§ Work to be completed: Your task is to give the data again, exactly, with every line intact.
■ ■ ■ ■ ■
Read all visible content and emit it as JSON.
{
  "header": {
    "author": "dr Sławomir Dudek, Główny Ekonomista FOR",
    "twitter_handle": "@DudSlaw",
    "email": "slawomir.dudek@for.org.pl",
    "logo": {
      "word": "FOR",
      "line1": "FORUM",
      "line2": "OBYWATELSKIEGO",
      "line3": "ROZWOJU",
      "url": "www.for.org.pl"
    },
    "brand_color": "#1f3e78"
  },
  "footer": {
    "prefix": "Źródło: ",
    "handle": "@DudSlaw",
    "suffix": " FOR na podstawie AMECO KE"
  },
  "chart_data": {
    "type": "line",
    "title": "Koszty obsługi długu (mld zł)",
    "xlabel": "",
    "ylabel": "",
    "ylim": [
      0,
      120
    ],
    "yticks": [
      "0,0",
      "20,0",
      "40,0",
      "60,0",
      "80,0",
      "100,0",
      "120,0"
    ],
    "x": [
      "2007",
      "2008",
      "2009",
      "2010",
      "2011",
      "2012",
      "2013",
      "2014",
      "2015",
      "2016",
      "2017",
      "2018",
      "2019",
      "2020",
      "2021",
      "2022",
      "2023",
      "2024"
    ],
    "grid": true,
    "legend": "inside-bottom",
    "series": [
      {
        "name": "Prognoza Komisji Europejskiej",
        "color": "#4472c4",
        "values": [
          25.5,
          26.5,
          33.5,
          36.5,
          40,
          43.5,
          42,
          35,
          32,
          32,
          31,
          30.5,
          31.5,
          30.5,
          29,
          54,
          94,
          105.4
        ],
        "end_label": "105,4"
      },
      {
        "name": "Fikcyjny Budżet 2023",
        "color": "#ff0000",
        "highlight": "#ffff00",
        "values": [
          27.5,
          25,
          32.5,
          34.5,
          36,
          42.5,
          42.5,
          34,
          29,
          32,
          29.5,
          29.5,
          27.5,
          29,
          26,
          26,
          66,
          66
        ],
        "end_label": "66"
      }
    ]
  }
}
■ ■ ■ ■ ■
§ Answer to the exercise:
Read all visible content and emit it as JSON.
{
  "header": {
    "author": "dr Sławomir Dudek, Główny Ekonomista FOR",
    "twitter_handle": "@DudSlaw",
    "email": "slawomir.dudek@for.org.pl",
    "logo": {
      "word": "FOR",
      "line1": "FORUM",
      "line2": "OBYWATELSKIEGO",
      "line3": "ROZWOJU",
      "url": "www.for.org.pl"
    },
    "brand_color": "#1f3e78"
  },
  "footer": {
    "prefix": "Źródło: ",
    "handle": "@DudSlaw",
    "suffix": " FOR na podstawie AMECO KE"
  },
  "chart_data": {
    "type": "line",
    "title": "Koszty obsługi długu (mld zł)",
    "xlabel": "",
    "ylabel": "",
    "ylim": [
      0,
      120
    ],
    "yticks": [
      "0,0",
      "20,0",
      "40,0",
      "60,0",
      "80,0",
      "100,0",
      "120,0"
    ],
    "x": [
      "2007",
      "2008",
      "2009",
      "2010",
      "2011",
      "2012",
      "2013",
      "2014",
      "2015",
      "2016",
      "2017",
      "2018",
      "2019",
      "2020",
      "2021",
      "2022",
      "2023",
      "2024"
    ],
    "grid": true,
    "legend": "inside-bottom",
    "series": [
      {
        "name": "Prognoza Komisji Europejskiej",
        "color": "#4472c4",
        "values": [
          25.5,
          26.5,
          33.5,
          36.5,
          40,
          43.5,
          42,
          35,
          32,
          32,
          31,
          30.5,
          31.5,
          30.5,
          29,
          54,
          94,
          105.4
        ],
        "end_label": "105,4"
      },
      {
        "name": "Fikcyjny Budżet 2023",
        "color": "#ff0000",
        "highlight": "#ffff00",
        "values": [
          27.5,
          25,
          32.5,
          34.5,
          36,
          42.5,
          42.5,
          34,
          29,
          32,
          29.5,
          29.5,
          27.5,
          29,
          26,
          26,
          66,
          66
        ],
        "end_label": "66"
      }
    ]
  }
}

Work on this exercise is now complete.